[Stored entries]
________

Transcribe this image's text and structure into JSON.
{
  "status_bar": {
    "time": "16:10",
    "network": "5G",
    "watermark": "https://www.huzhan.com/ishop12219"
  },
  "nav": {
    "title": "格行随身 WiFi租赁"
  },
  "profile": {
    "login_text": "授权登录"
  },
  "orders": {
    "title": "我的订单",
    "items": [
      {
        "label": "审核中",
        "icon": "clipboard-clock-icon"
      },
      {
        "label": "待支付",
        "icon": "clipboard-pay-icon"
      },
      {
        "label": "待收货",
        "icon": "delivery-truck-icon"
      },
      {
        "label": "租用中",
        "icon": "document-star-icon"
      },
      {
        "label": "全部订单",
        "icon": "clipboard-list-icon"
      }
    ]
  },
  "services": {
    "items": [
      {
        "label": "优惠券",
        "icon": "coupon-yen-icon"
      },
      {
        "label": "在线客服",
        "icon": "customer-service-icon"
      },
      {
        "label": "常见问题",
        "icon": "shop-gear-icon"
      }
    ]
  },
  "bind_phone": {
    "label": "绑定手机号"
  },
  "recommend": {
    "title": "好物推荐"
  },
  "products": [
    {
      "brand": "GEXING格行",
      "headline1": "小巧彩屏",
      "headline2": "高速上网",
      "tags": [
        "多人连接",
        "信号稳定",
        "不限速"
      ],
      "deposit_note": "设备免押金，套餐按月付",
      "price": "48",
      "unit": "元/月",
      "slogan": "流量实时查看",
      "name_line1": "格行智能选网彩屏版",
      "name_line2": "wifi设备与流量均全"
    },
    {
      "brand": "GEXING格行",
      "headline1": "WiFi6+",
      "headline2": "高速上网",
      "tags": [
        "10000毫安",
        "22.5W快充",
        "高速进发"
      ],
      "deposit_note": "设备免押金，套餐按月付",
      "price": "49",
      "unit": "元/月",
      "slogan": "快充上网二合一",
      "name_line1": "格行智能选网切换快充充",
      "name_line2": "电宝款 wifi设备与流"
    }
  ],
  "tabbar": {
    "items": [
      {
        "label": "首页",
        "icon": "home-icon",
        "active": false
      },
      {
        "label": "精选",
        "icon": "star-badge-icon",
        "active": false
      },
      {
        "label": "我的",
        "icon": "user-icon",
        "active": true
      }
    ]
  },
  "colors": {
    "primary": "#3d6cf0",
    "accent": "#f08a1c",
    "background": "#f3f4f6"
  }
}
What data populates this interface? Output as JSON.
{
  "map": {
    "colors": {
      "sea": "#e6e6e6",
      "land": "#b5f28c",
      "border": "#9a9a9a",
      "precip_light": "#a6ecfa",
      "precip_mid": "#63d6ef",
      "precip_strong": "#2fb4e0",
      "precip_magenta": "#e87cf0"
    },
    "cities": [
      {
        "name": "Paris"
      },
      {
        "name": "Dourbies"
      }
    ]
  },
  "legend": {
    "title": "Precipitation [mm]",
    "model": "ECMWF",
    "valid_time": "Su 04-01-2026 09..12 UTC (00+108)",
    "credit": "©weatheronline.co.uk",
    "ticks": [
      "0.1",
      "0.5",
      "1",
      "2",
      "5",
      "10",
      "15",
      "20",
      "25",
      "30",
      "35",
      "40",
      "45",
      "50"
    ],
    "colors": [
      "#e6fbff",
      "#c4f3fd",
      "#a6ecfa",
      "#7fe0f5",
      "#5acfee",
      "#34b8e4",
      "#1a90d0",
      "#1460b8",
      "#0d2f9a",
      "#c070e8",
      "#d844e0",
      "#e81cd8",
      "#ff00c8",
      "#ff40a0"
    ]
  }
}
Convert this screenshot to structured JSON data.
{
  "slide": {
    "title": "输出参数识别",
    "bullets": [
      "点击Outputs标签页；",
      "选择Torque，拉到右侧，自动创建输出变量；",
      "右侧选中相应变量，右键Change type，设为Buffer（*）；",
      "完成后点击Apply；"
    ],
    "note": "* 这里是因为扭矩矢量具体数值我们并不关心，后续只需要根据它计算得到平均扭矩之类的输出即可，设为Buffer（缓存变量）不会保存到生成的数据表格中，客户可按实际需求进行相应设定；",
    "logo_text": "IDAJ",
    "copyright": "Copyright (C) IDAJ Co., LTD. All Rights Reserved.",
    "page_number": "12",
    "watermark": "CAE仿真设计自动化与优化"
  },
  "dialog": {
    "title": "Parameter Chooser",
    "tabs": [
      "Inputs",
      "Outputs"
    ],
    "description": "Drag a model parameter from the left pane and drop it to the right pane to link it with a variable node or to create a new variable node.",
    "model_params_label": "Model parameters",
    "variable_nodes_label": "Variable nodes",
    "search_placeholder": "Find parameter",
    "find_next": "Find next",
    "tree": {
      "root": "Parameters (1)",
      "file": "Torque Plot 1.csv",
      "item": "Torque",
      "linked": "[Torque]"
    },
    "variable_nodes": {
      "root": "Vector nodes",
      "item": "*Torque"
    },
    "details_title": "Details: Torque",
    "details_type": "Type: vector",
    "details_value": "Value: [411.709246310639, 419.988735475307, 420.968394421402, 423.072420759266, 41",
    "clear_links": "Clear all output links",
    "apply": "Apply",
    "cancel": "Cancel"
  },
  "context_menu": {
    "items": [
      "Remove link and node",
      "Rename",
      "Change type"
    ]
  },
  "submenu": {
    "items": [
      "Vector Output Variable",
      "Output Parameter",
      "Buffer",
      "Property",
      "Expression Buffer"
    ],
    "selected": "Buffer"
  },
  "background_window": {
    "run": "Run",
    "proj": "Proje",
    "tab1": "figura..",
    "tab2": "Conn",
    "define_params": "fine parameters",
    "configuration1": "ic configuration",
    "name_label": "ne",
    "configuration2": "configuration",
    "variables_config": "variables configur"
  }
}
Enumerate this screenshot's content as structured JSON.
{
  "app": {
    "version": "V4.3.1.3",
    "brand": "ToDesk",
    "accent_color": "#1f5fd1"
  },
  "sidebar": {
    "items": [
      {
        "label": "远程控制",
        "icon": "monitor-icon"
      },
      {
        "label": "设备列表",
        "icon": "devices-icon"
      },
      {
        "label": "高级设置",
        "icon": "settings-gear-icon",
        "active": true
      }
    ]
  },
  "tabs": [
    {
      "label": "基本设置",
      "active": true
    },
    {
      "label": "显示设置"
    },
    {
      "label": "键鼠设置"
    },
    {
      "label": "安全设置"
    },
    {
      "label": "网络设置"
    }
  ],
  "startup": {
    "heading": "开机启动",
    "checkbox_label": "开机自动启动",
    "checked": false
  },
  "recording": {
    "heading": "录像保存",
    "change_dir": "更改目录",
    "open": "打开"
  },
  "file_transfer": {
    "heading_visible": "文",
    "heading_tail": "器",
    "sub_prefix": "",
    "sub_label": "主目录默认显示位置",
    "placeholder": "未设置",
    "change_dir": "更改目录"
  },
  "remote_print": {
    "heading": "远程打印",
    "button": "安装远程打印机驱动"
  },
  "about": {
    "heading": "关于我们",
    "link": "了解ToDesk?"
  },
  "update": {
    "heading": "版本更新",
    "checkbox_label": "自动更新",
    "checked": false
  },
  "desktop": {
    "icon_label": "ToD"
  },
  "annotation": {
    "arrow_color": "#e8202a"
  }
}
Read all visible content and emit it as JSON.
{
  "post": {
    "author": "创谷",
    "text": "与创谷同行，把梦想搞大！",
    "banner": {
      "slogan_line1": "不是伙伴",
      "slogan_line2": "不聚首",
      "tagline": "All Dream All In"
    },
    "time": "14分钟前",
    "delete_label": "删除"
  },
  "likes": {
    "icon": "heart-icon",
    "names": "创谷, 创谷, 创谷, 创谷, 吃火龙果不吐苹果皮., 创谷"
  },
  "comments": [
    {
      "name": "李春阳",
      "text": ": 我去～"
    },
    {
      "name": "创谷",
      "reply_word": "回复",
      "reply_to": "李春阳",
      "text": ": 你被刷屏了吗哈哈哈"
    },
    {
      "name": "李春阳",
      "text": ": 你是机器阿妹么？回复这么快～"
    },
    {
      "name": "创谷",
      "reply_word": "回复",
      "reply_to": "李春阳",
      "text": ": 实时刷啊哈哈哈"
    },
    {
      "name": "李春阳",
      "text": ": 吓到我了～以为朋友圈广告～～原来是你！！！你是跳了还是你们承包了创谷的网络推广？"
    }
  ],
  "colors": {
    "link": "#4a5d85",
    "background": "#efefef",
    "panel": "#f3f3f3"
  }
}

________

What you will do —
Copy all lines from the data that hold the word "structured".

Correct result —
Convert this screenshot to structured JSON data.
Enumerate this screenshot's content as structured JSON.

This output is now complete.